_TASK STATEMENT_
Leave out the pictures and reproduce all of the data exactly.

# start of RECORDS PROVIDED

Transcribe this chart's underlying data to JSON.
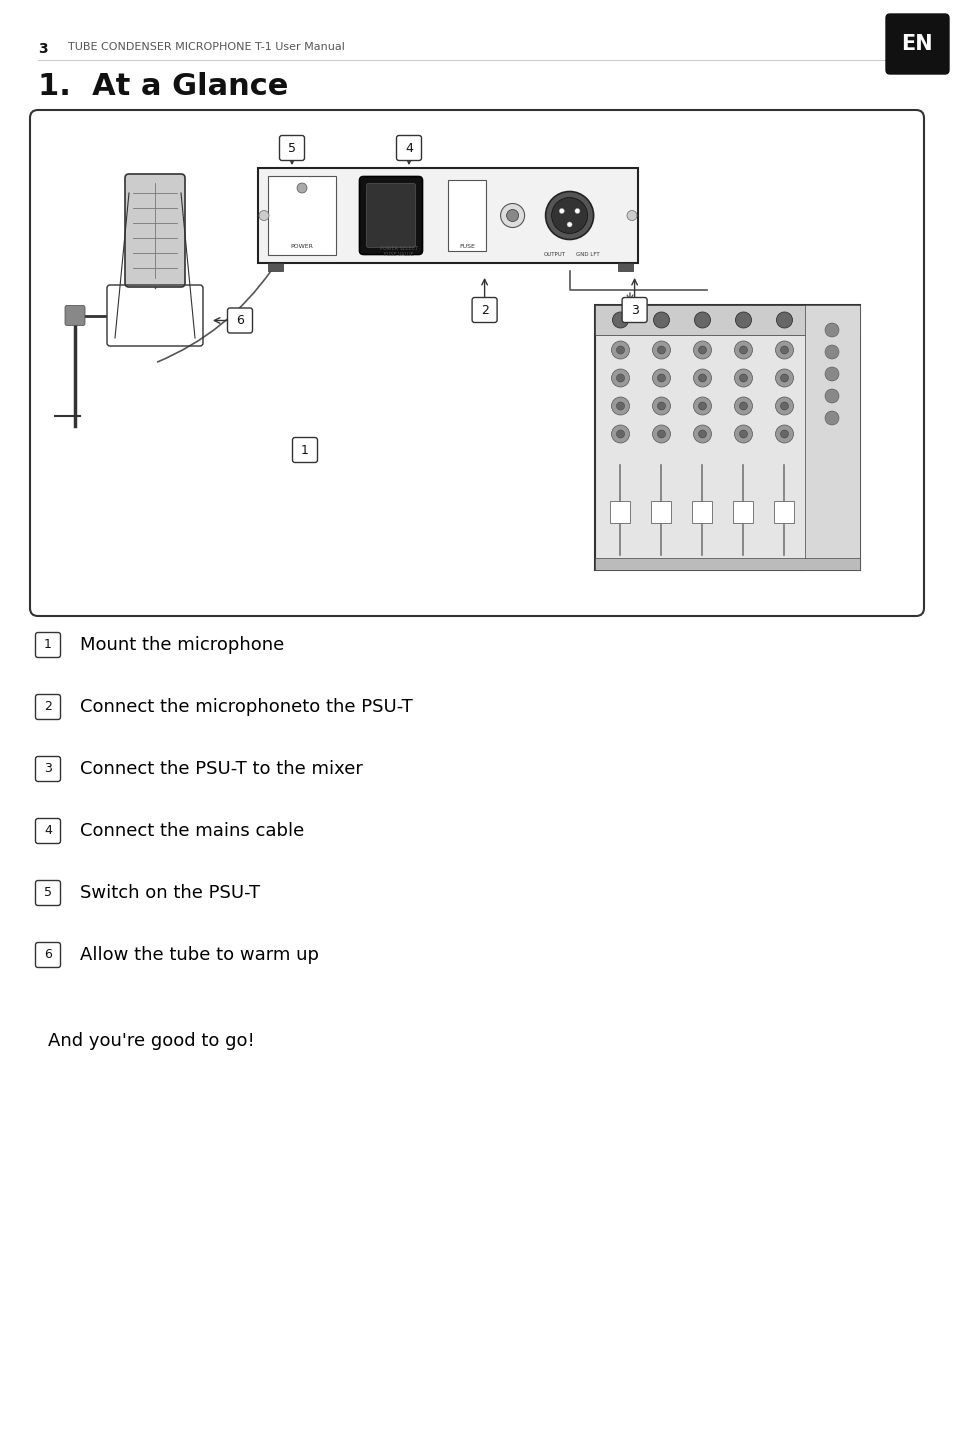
{
  "page_number": "3",
  "header_text": "TUBE CONDENSER MICROPHONE T-1 User Manual",
  "title": "1.  At a Glance",
  "en_badge": "EN",
  "background_color": "#ffffff",
  "text_color": "#000000",
  "steps": [
    {
      "num": "1",
      "text": "Mount the microphone"
    },
    {
      "num": "2",
      "text": "Connect the microphoneto the PSU-T"
    },
    {
      "num": "3",
      "text": "Connect the PSU-T to the mixer"
    },
    {
      "num": "4",
      "text": "Connect the mains cable"
    },
    {
      "num": "5",
      "text": "Switch on the PSU-T"
    },
    {
      "num": "6",
      "text": "Allow the tube to warm up"
    }
  ],
  "footer_text": "And you're good to go!",
  "header_fontsize": 8,
  "title_fontsize": 22,
  "step_fontsize": 13,
  "footer_fontsize": 13
}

# end of RECORDS PROVIDED

_PROBLEM SOLUTION_
Transcribe this chart's underlying data to JSON.
{
  "page_number": "3",
  "header_text": "TUBE CONDENSER MICROPHONE T-1 User Manual",
  "title": "1.  At a Glance",
  "en_badge": "EN",
  "background_color": "#ffffff",
  "text_color": "#000000",
  "steps": [
    {
      "num": "1",
      "text": "Mount the microphone"
    },
    {
      "num": "2",
      "text": "Connect the microphoneto the PSU-T"
    },
    {
      "num": "3",
      "text": "Connect the PSU-T to the mixer"
    },
    {
      "num": "4",
      "text": "Connect the mains cable"
    },
    {
      "num": "5",
      "text": "Switch on the PSU-T"
    },
    {
      "num": "6",
      "text": "Allow the tube to warm up"
    }
  ],
  "footer_text": "And you're good to go!",
  "header_fontsize": 8,
  "title_fontsize": 22,
  "step_fontsize": 13,
  "footer_fontsize": 13
}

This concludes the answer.